## Objective
Where a line holds the word "Cuisines", copy that line.
────────
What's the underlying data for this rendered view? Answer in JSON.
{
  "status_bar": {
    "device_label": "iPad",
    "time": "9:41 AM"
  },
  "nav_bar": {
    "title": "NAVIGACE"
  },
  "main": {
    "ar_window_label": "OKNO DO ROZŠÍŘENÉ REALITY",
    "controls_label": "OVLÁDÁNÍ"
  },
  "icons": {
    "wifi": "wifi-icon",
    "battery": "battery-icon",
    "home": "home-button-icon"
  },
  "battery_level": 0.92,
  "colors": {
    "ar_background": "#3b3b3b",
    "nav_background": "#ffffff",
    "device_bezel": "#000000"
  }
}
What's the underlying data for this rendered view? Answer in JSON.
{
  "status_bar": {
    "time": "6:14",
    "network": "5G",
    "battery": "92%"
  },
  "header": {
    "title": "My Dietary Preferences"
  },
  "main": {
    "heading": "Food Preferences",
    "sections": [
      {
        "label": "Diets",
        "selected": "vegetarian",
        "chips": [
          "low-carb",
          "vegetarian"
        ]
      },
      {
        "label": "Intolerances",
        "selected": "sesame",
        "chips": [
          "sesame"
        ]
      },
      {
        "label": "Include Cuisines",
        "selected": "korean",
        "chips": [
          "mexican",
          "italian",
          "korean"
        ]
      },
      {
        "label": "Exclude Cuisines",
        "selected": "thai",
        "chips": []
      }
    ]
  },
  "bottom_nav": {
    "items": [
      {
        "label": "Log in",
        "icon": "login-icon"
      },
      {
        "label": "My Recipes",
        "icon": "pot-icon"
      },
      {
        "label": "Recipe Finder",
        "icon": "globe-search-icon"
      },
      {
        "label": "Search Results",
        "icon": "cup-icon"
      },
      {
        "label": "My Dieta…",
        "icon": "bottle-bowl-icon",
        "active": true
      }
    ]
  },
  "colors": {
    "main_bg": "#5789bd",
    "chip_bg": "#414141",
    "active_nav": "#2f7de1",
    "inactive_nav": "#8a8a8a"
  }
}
────────
## Response
        "label": "Include Cuisines",
        "label": "Exclude Cuisines",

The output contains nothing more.